## [Data items]
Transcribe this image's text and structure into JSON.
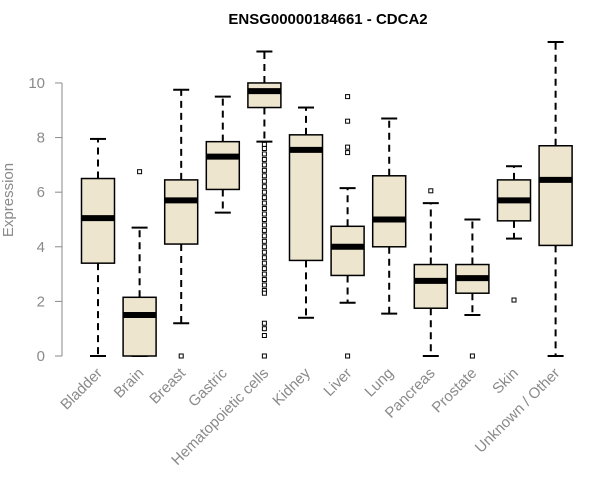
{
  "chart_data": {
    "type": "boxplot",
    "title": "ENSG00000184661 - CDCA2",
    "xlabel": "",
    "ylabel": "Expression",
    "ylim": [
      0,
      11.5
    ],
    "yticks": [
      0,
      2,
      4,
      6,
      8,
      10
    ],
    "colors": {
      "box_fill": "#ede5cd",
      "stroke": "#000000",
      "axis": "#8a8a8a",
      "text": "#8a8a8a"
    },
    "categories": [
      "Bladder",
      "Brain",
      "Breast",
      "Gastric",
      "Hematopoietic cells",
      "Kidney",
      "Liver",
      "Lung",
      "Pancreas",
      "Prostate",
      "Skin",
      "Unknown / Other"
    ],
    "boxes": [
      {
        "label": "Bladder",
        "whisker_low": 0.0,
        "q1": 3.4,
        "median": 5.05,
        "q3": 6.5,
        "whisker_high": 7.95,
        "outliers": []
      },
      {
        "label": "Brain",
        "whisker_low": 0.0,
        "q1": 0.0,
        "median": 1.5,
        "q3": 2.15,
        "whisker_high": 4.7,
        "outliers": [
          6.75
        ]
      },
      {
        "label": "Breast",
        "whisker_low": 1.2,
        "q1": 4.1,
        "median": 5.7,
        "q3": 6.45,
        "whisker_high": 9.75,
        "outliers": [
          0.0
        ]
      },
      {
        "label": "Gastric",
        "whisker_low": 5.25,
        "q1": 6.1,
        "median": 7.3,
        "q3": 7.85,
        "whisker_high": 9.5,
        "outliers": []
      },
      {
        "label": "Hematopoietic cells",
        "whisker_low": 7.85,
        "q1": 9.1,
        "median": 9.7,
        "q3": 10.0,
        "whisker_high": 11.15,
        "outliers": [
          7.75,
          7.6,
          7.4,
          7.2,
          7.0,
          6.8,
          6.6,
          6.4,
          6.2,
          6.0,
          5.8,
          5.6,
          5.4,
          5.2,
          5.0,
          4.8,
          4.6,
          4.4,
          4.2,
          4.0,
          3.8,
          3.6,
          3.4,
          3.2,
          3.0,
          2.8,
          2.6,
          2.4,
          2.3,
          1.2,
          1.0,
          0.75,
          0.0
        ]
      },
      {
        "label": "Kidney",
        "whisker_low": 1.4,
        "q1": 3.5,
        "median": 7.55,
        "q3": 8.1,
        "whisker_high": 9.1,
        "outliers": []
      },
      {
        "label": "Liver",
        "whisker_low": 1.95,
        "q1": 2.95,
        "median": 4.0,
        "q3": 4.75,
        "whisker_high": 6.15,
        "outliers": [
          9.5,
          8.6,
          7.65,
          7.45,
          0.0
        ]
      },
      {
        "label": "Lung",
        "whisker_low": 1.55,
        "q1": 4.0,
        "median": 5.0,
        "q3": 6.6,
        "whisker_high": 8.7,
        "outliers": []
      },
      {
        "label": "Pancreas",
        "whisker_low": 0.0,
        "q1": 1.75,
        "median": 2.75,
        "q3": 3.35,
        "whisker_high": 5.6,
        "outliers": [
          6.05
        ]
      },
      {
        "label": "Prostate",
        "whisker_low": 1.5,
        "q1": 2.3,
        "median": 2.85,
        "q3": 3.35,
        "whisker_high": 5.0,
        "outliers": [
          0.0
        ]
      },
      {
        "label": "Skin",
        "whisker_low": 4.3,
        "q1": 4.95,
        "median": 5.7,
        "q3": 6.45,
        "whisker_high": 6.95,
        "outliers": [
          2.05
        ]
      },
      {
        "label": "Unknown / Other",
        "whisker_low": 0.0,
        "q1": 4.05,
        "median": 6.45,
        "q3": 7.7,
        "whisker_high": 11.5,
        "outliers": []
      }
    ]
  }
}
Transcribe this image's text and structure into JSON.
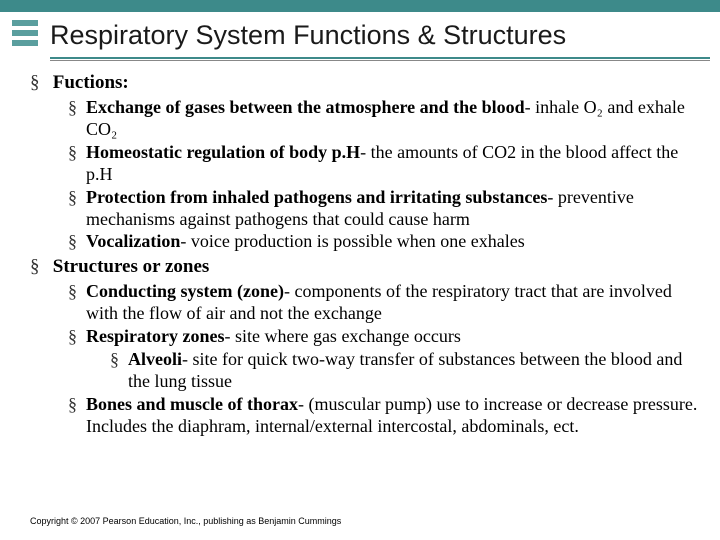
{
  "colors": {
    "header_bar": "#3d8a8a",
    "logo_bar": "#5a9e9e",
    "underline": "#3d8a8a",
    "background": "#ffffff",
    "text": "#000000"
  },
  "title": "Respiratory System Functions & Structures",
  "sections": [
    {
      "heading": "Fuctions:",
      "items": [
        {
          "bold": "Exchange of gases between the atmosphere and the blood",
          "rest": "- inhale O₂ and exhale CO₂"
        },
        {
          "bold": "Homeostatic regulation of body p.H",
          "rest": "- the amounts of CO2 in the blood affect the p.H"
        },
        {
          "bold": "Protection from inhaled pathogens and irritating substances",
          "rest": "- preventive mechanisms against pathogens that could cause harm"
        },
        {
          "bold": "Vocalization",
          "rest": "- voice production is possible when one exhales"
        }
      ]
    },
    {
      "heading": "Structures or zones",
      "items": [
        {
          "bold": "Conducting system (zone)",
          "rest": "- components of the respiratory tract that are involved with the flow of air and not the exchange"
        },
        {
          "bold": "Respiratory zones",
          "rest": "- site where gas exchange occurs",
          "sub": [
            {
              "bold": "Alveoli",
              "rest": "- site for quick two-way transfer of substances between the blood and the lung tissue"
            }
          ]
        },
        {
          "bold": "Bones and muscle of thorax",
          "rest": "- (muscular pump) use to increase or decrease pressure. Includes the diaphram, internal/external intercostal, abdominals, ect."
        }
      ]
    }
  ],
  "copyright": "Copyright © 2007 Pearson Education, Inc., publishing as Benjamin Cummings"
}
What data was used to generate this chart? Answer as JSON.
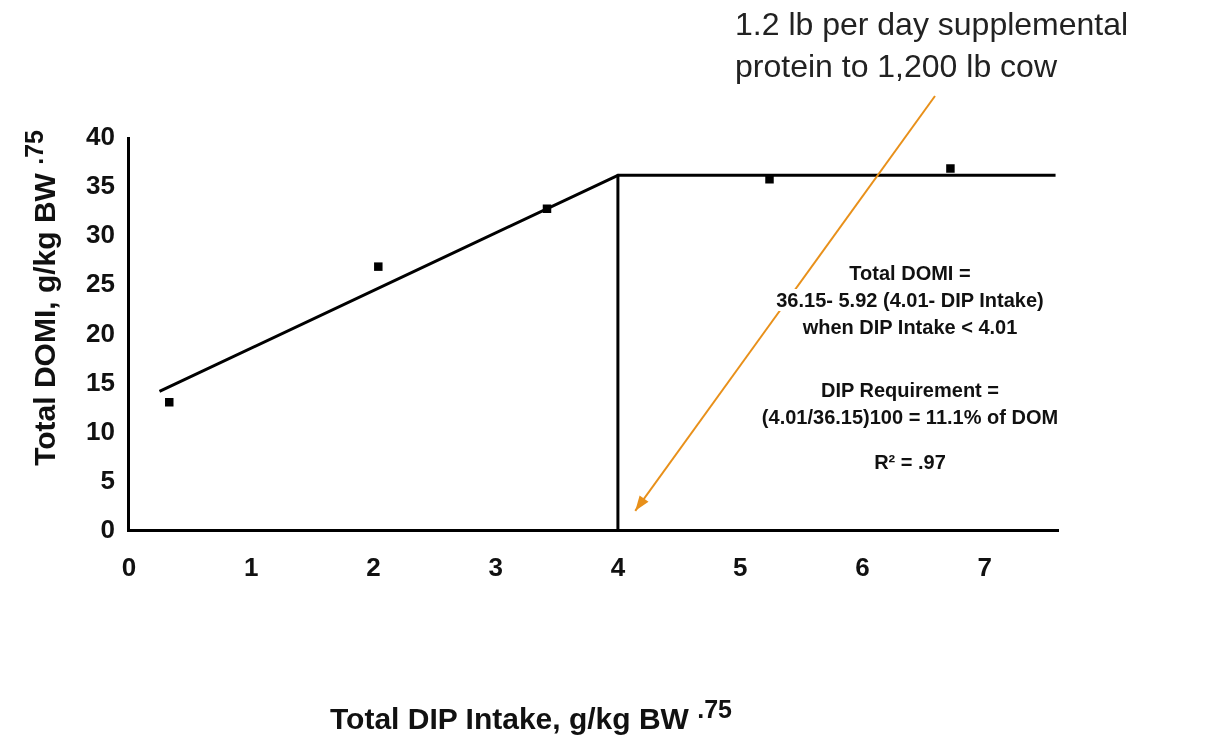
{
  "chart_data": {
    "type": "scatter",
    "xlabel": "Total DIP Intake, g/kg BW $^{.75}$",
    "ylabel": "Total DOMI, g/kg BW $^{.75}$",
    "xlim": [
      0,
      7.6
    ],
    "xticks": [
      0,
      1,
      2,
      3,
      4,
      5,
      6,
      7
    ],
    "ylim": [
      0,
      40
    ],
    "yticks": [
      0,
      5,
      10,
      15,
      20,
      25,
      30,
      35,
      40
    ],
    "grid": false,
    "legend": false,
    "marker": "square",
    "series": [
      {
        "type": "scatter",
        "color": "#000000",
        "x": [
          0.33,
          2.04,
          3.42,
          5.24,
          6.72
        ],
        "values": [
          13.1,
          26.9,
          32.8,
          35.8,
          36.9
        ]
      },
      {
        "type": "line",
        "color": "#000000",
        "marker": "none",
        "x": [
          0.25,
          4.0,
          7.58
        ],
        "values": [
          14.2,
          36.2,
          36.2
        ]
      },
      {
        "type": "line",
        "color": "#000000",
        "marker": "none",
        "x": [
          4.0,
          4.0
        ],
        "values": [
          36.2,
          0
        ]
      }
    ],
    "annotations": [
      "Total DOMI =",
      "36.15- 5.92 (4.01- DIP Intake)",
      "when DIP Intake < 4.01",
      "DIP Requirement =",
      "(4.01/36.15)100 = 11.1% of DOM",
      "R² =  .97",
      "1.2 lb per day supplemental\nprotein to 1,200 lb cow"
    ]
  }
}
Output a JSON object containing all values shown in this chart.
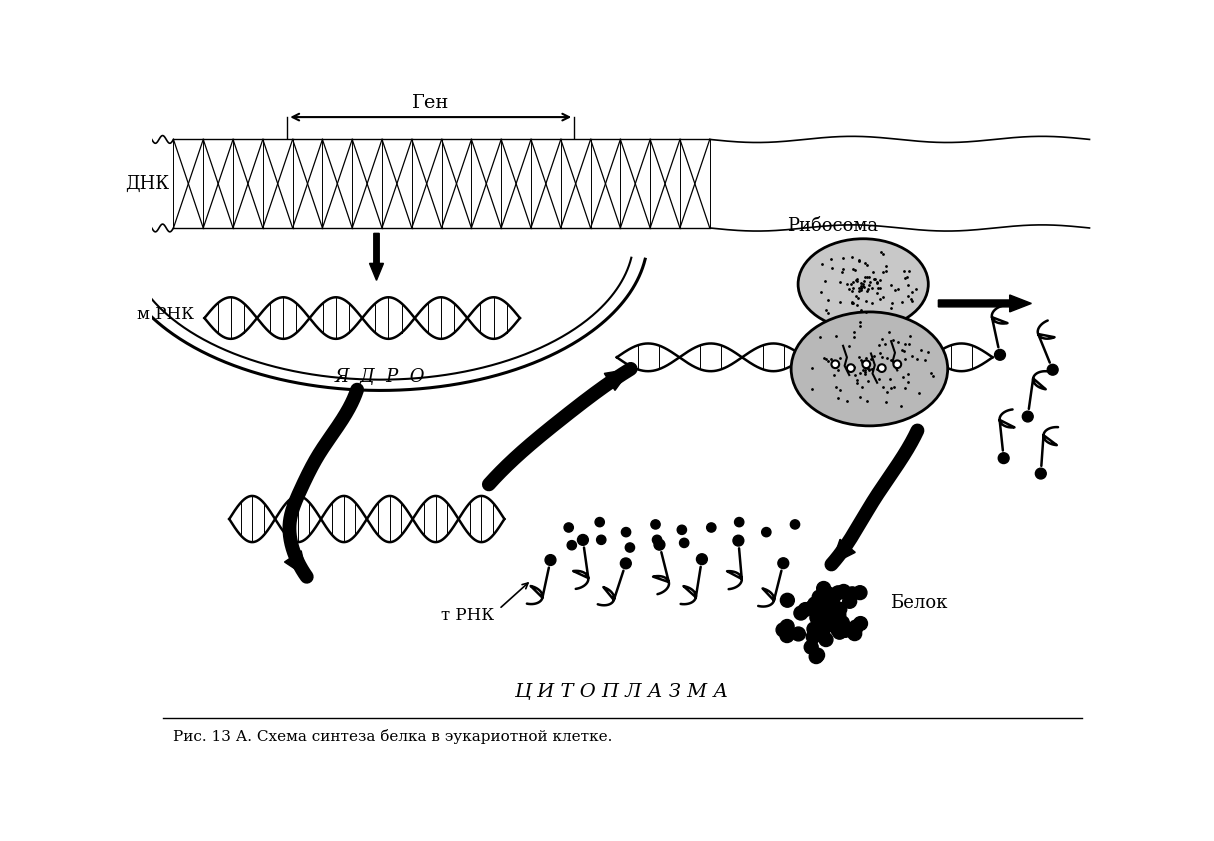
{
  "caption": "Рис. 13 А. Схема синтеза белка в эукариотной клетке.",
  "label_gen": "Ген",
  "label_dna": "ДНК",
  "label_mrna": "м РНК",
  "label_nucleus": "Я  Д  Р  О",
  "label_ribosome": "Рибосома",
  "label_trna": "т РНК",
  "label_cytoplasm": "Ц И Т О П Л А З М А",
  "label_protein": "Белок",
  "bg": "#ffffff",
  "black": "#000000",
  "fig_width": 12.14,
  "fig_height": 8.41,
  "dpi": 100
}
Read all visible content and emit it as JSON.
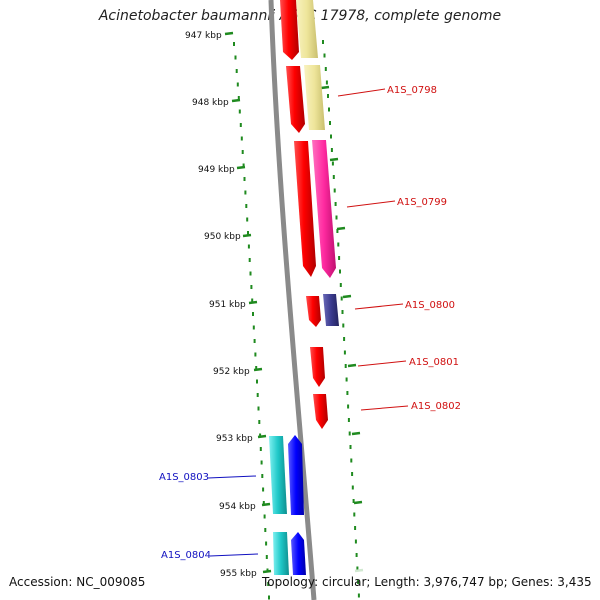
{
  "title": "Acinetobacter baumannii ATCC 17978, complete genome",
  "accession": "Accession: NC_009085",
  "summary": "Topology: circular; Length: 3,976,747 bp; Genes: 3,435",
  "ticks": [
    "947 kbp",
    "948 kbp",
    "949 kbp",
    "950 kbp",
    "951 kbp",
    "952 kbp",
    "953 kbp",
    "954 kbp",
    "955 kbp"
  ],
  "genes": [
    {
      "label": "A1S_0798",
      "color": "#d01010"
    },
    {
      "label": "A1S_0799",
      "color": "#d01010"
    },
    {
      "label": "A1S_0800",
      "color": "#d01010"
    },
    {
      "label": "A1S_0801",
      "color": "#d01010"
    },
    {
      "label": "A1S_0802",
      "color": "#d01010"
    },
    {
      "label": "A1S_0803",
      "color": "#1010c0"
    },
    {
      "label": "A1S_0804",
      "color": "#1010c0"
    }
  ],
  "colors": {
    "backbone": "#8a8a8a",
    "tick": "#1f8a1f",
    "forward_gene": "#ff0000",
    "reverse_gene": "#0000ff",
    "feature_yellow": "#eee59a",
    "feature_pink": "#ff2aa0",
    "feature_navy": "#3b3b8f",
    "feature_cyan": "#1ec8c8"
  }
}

## [Work required]
Go through the entries and copy every line that has "rest".

## [Task solution]
          "rest": "- inhale O₂ and exhale CO₂"
          "rest": "- the amounts of CO2 in the blood affect the p.H"
          "rest": "- preventive mechanisms against pathogens that could cause harm"
          "rest": "- voice production is possible when one exhales"
          "rest": "- components of the respiratory tract that are involved with the flow of air and not the exchange"
          "rest": "- site where gas exchange occurs",
              "rest": "- site for quick two-way transfer of substances between the blood and the lung tissue"
          "rest": "- (muscular pump) use to increase or decrease pressure. Includes the diaphram, internal/external intercostal, abdominals, ect."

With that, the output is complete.